Filter the data for lines with the word "username", then copy every line so identified.

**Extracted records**
"""
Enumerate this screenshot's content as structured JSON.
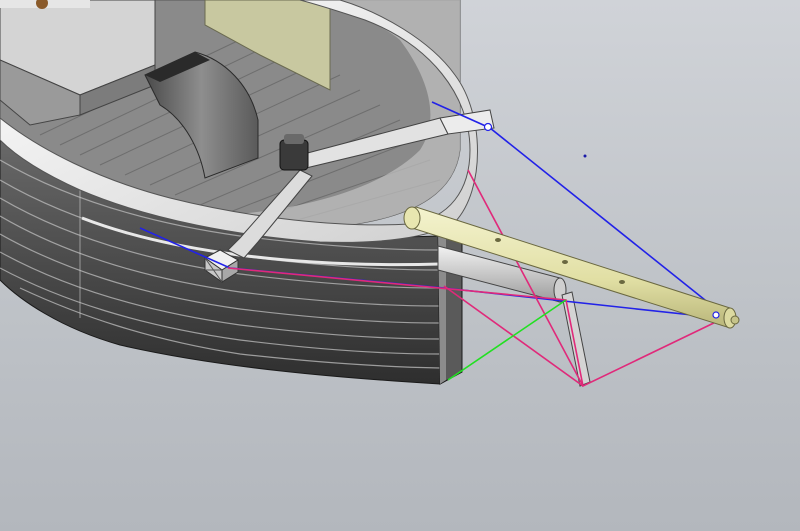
{
  "viewport": {
    "background_top": "#d0d3d8",
    "background_bottom": "#b3b7bd"
  },
  "colors": {
    "hull_light": "#e6e6e6",
    "hull_mid": "#a8a8a8",
    "hull_dark": "#3c3c3c",
    "plank_dark": "#262626",
    "deck": "#8a8a8a",
    "bowsprit": "#e8e7b6",
    "rig_blue": "#2222e8",
    "rig_magenta": "#e0297a",
    "rig_green": "#22e022"
  },
  "icons": [
    "bollard-icon",
    "origin-point-icon"
  ]
}
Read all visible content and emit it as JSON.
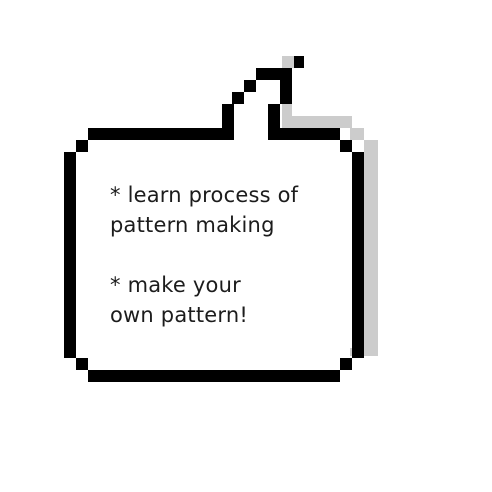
{
  "bubble": {
    "lines": [
      "* learn process of",
      "pattern making",
      "",
      "* make your",
      "own pattern!"
    ]
  },
  "colors": {
    "outline": "#000000",
    "shadow": "#cccccc",
    "fill": "#ffffff",
    "text": "#1c1c1c"
  }
}
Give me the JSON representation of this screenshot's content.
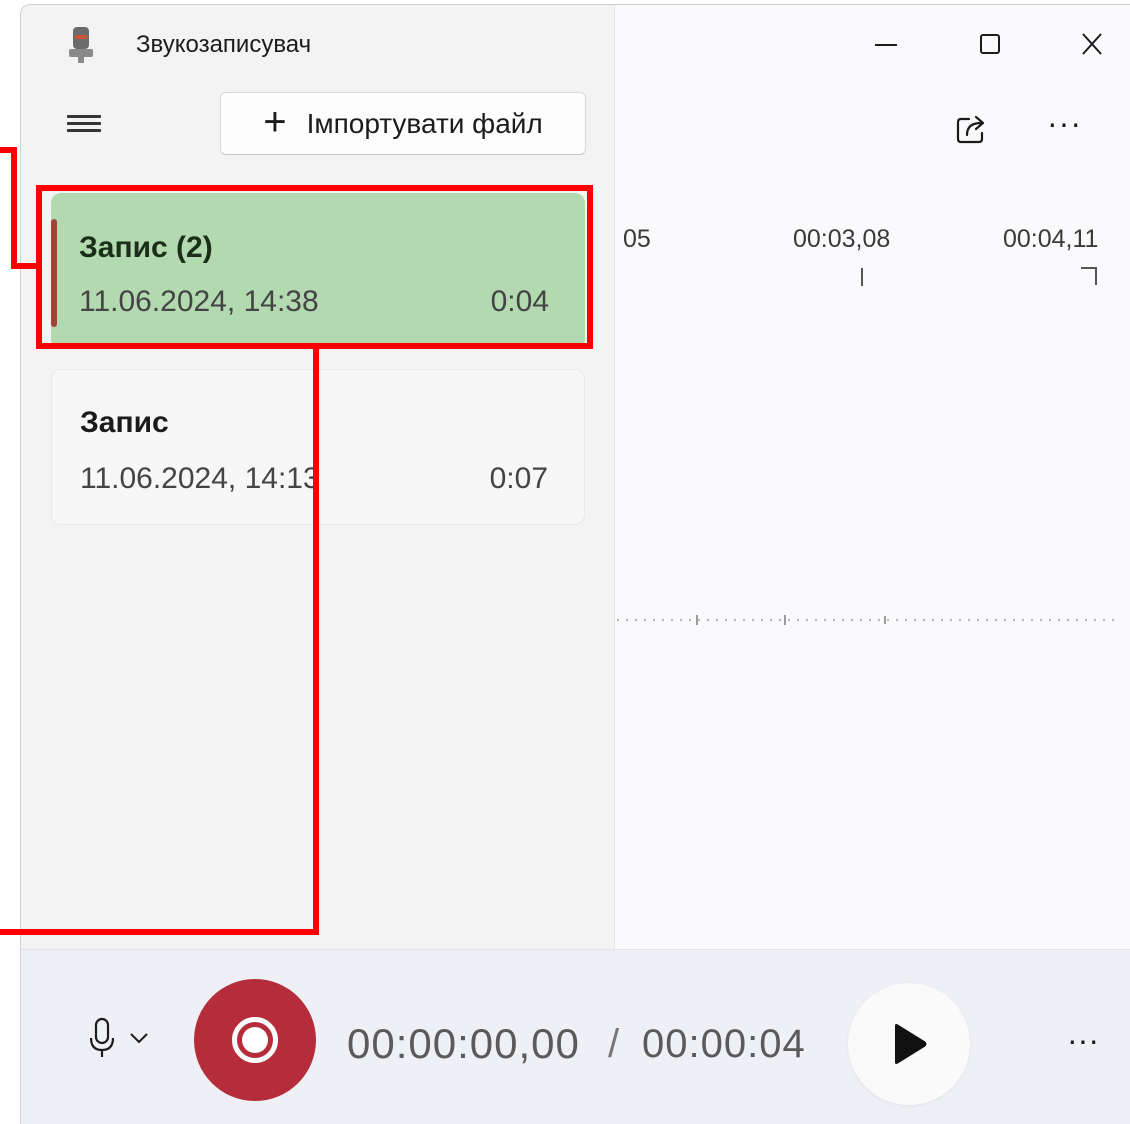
{
  "window": {
    "title": "Звукозаписувач"
  },
  "toolbar": {
    "import_label": "Імпортувати файл"
  },
  "recordings": [
    {
      "name": "Запис (2)",
      "date": "11.06.2024, 14:38",
      "duration": "0:04",
      "selected": true
    },
    {
      "name": "Запис",
      "date": "11.06.2024, 14:13",
      "duration": "0:07",
      "selected": false
    }
  ],
  "timeline": {
    "ticks": [
      "05",
      "00:03,08",
      "00:04,11"
    ]
  },
  "playback": {
    "current_time": "00:00:00,00",
    "separator": "/",
    "total_time": "00:00:04"
  },
  "icons": {
    "app": "microphone-app-icon",
    "menu": "hamburger-menu-icon",
    "import": "plus-icon",
    "minimize": "minimize-icon",
    "maximize": "maximize-icon",
    "close": "close-icon",
    "share": "share-icon",
    "more": "more-icon",
    "mic": "microphone-icon",
    "record": "record-icon",
    "play": "play-icon"
  },
  "colors": {
    "selected_bg": "#b3d9b0",
    "accent_bar": "#a04438",
    "record_btn": "#b52d3b",
    "annotation": "#ff0000"
  }
}
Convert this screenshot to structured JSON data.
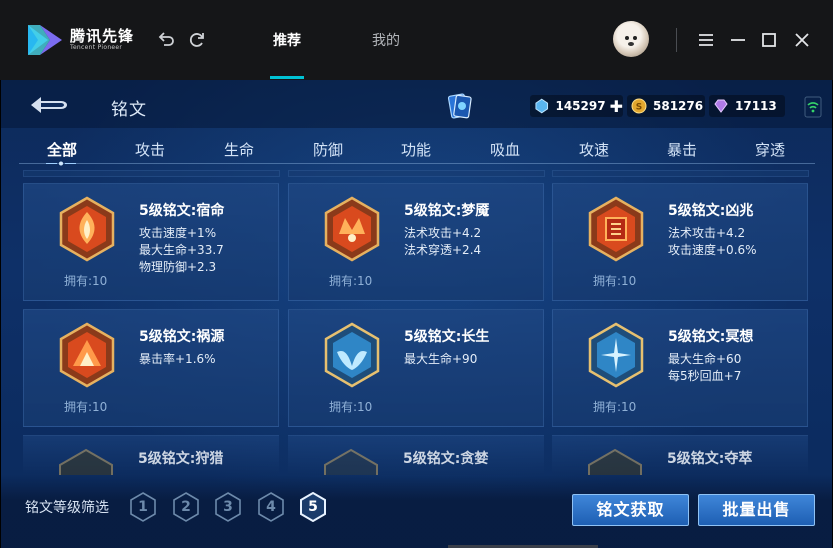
{
  "launcher": {
    "logo_cn": "腾讯先锋",
    "logo_en": "Tencent Pioneer",
    "tabs": [
      {
        "label": "推荐",
        "active": true
      },
      {
        "label": "我的",
        "active": false
      }
    ],
    "accent_color": "#00c2d4"
  },
  "game": {
    "title": "铭文",
    "resources": [
      {
        "icon": "blue-crystal-icon",
        "value": "145297",
        "has_plus": true
      },
      {
        "icon": "gold-coin-icon",
        "value": "581276",
        "has_plus": false
      },
      {
        "icon": "purple-gem-icon",
        "value": "17113",
        "has_plus": false
      }
    ],
    "categories": [
      "全部",
      "攻击",
      "生命",
      "防御",
      "功能",
      "吸血",
      "攻速",
      "暴击",
      "穿透"
    ],
    "active_category": "全部",
    "runes": [
      {
        "name": "5级铭文:宿命",
        "stats": [
          "攻击速度+1%",
          "最大生命+33.7",
          "物理防御+2.3"
        ],
        "owned": "拥有:10",
        "color": "red"
      },
      {
        "name": "5级铭文:梦魇",
        "stats": [
          "法术攻击+4.2",
          "法术穿透+2.4"
        ],
        "owned": "拥有:10",
        "color": "red"
      },
      {
        "name": "5级铭文:凶兆",
        "stats": [
          "法术攻击+4.2",
          "攻击速度+0.6%"
        ],
        "owned": "拥有:10",
        "color": "red"
      },
      {
        "name": "5级铭文:祸源",
        "stats": [
          "暴击率+1.6%"
        ],
        "owned": "拥有:10",
        "color": "red"
      },
      {
        "name": "5级铭文:长生",
        "stats": [
          "最大生命+90"
        ],
        "owned": "拥有:10",
        "color": "blue"
      },
      {
        "name": "5级铭文:冥想",
        "stats": [
          "最大生命+60",
          "每5秒回血+7"
        ],
        "owned": "拥有:10",
        "color": "blue"
      }
    ],
    "partial_runes": [
      "5级铭文:狩猎",
      "5级铭文:贪婪",
      "5级铭文:夺萃"
    ],
    "filter_label": "铭文等级筛选",
    "levels": [
      "1",
      "2",
      "3",
      "4",
      "5"
    ],
    "selected_level": "5",
    "buttons": {
      "get": "铭文获取",
      "sell": "批量出售"
    }
  }
}
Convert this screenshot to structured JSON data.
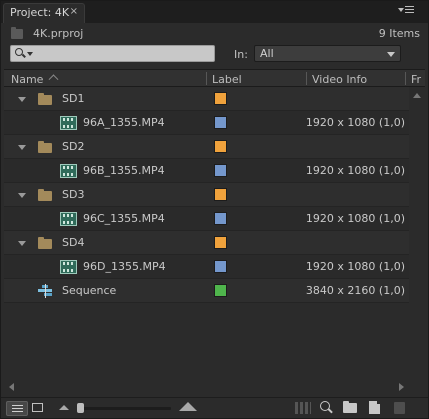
{
  "tab": {
    "title": "Project: 4K",
    "close": "×"
  },
  "project": {
    "filename": "4K.prproj",
    "item_count": "9 Items"
  },
  "search": {
    "value": "",
    "in_label": "In:",
    "in_value": "All"
  },
  "columns": {
    "name": "Name",
    "label": "Label",
    "video_info": "Video Info",
    "frame": "Fr"
  },
  "rows": [
    {
      "type": "folder",
      "name": "SD1",
      "label_color": "#f0a23c",
      "video_info": ""
    },
    {
      "type": "clip",
      "name": "96A_1355.MP4",
      "label_color": "#7497cc",
      "video_info": "1920 x 1080 (1,0)"
    },
    {
      "type": "folder",
      "name": "SD2",
      "label_color": "#f0a23c",
      "video_info": ""
    },
    {
      "type": "clip",
      "name": "96B_1355.MP4",
      "label_color": "#7497cc",
      "video_info": "1920 x 1080 (1,0)"
    },
    {
      "type": "folder",
      "name": "SD3",
      "label_color": "#f0a23c",
      "video_info": ""
    },
    {
      "type": "clip",
      "name": "96C_1355.MP4",
      "label_color": "#7497cc",
      "video_info": "1920 x 1080 (1,0)"
    },
    {
      "type": "folder",
      "name": "SD4",
      "label_color": "#f0a23c",
      "video_info": ""
    },
    {
      "type": "clip",
      "name": "96D_1355.MP4",
      "label_color": "#7497cc",
      "video_info": "1920 x 1080 (1,0)"
    },
    {
      "type": "sequence",
      "name": "Sequence",
      "label_color": "#4fb54c",
      "video_info": "3840 x 2160 (1,0)"
    }
  ],
  "toolbar": {
    "view_mode": "list-view",
    "zoom_level": 0,
    "icons": [
      "list-view-icon",
      "icon-view-icon",
      "zoom-out-icon",
      "zoom-in-icon",
      "automate-to-sequence-icon",
      "find-icon",
      "new-bin-icon",
      "new-item-icon",
      "clear-icon"
    ]
  }
}
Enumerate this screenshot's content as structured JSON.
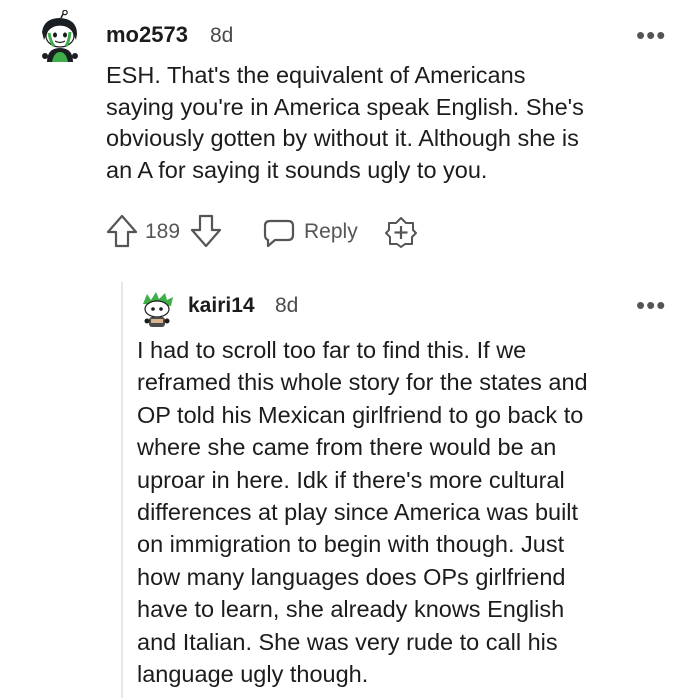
{
  "comment": {
    "username": "mo2573",
    "age": "8d",
    "more_label": "•••",
    "body_lines": [
      "ESH. That's the equivalent of Americans",
      "saying you're in America speak English. She's",
      "obviously gotten by without it. Although she is",
      "an A for saying it sounds ugly to you."
    ],
    "votes": "189",
    "reply_label": "Reply"
  },
  "reply": {
    "username": "kairi14",
    "age": "8d",
    "more_label": "•••",
    "body_lines": [
      "I had to scroll too far to find this. If we",
      "reframed this whole story for the states and",
      "OP told his Mexican girlfriend to go back to",
      "where she came from there would be an",
      "uproar in here. Idk if there's more cultural",
      "differences at play since America was built",
      "on immigration to begin with though. Just",
      "how many languages does OPs girlfriend",
      "have to learn, she already knows English",
      "and Italian. She was very rude to call his",
      "language ugly though."
    ]
  },
  "colors": {
    "text": "#1c1c1c",
    "meta": "#555555",
    "thread_line": "#e7e7e7",
    "avatar_green": "#3fae49"
  }
}
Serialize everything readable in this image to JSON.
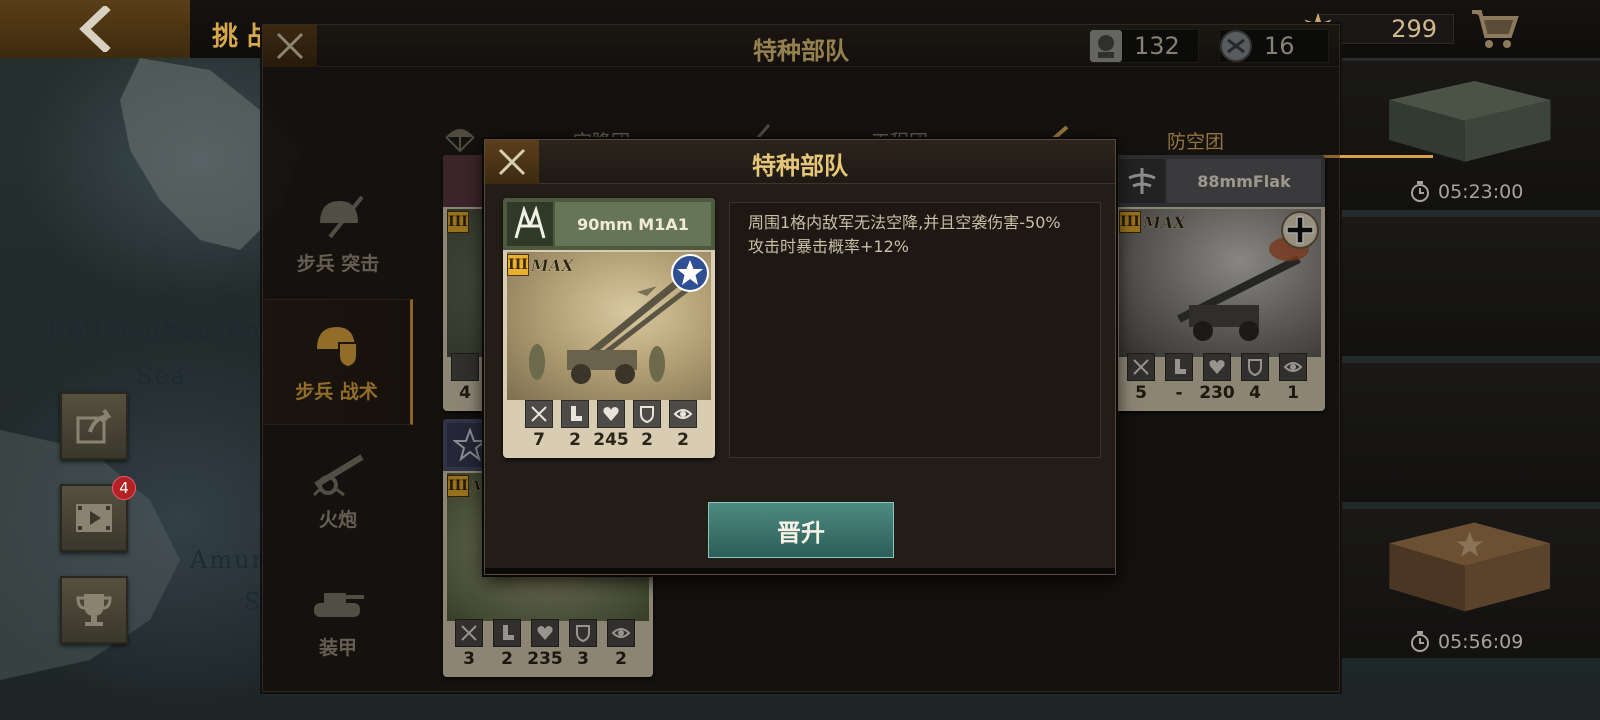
{
  "topbar": {
    "title": "挑 战",
    "coins": "299"
  },
  "map_labels": [
    "Bellinsghausen",
    "Sea",
    "Amundsen",
    "Se"
  ],
  "side_buttons": {
    "video_badge": "4"
  },
  "crates": {
    "timer1": "05:23:00",
    "timer2": "05:56:09"
  },
  "panel": {
    "title": "特种部队",
    "resources": [
      {
        "icon": "general-badge-icon",
        "value": "132"
      },
      {
        "icon": "medal-icon",
        "value": "16"
      }
    ],
    "tabs": [
      {
        "label": "空降团",
        "icon": "parachute-icon"
      },
      {
        "label": "工程团",
        "icon": "shovel-icon"
      },
      {
        "label": "防空团",
        "icon": "aa-gun-icon",
        "active": true
      }
    ],
    "categories": [
      {
        "label": "步兵 突击",
        "icon": "assault-helmet-icon"
      },
      {
        "label": "步兵 战术",
        "icon": "tactics-helmet-icon",
        "active": true
      },
      {
        "label": "火炮",
        "icon": "cannon-icon"
      },
      {
        "label": "装甲",
        "icon": "tank-icon"
      }
    ]
  },
  "cards": {
    "flak": {
      "name": "88mmFlak",
      "rank": "III",
      "max": "MAX",
      "nation": "germany",
      "stats": [
        "5",
        "-",
        "230",
        "4",
        "1"
      ]
    },
    "bottom_left": {
      "rank": "III",
      "max": "MAX",
      "stats": [
        "3",
        "2",
        "235",
        "3",
        "2"
      ]
    },
    "top_left": {
      "stats": [
        "4"
      ]
    }
  },
  "dialog": {
    "title": "特种部队",
    "card": {
      "name": "90mm M1A1",
      "rank": "III",
      "max": "MAX",
      "nation": "usa",
      "stats": [
        "7",
        "2",
        "245",
        "2",
        "2"
      ]
    },
    "description": [
      "周围1格内敌军无法空降,并且空袭伤害-50%",
      "攻击时暴击概率+12%"
    ],
    "promote_label": "晋升"
  },
  "colors": {
    "accent": "#e0b35c",
    "promote": "#3f7a72"
  }
}
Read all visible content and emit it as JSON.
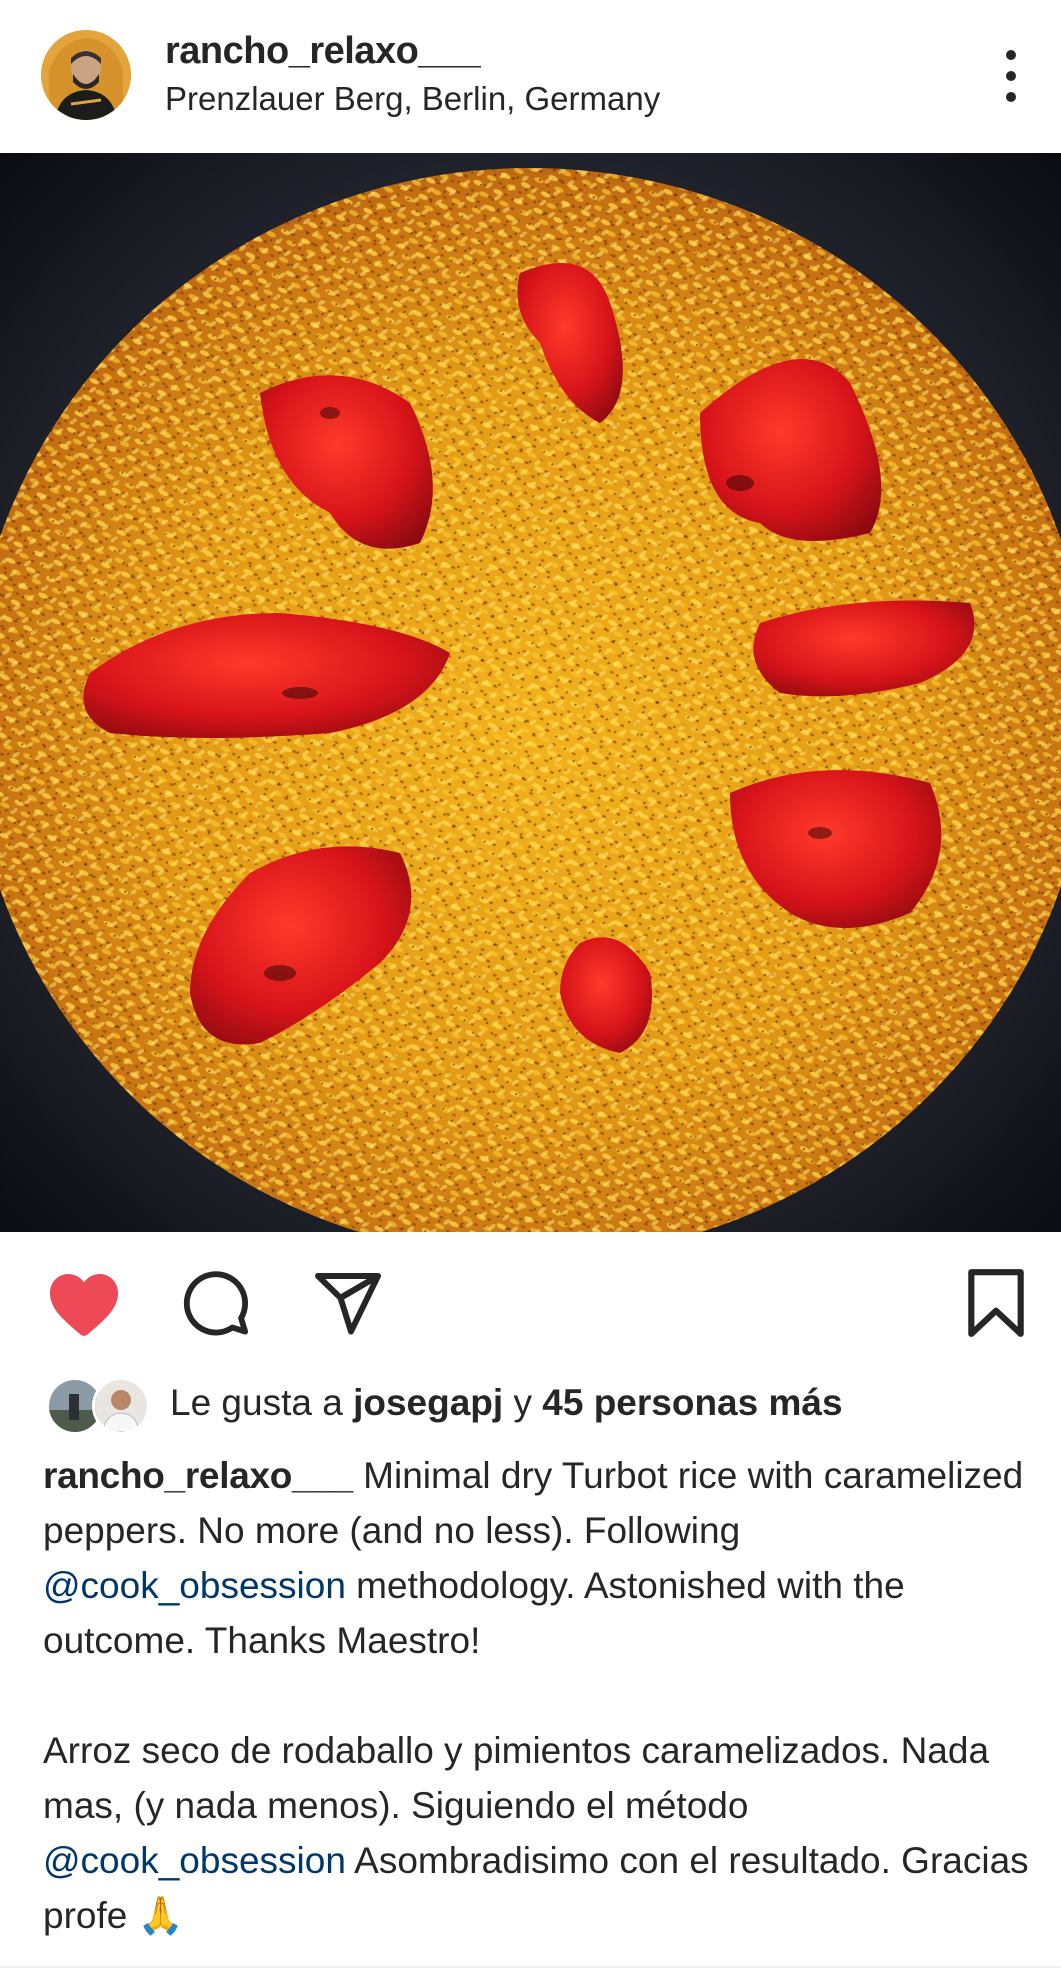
{
  "post": {
    "username": "rancho_relaxo___",
    "location": "Prenzlauer Berg, Berlin, Germany",
    "more_icon": "more-vertical-icon",
    "photo_icon": "paella-photo"
  },
  "actions": {
    "like_icon": "heart-filled-icon",
    "like_color": "#ed4956",
    "comment_icon": "comment-icon",
    "share_icon": "send-icon",
    "save_icon": "bookmark-icon"
  },
  "likes": {
    "prefix": "Le gusta a ",
    "user": "josegapj",
    "middle": " y ",
    "others": "45 personas más"
  },
  "caption": {
    "username": "rancho_relaxo___",
    "line1_text": " Minimal dry Turbot rice with caramelized peppers. No more (and no less). Following ",
    "mention1": "@cook_obsession",
    "line1_end": " methodology. Astonished with the outcome.  Thanks Maestro!",
    "es_text": "Arroz seco de rodaballo y pimientos caramelizados. Nada mas, (y nada menos). Siguiendo el método ",
    "mention2": "@cook_obsession",
    "es_end": " Asombradisimo con el resultado. Gracias profe 🙏"
  },
  "colors": {
    "text": "#262626",
    "mention": "#00376b",
    "like": "#ed4956"
  }
}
"""
**Answer to this exercise**
    "username": "mo2573",
    "username": "kairi14",
    "username": "rancho_relaxo___",
    "username": "rancho_relaxo___",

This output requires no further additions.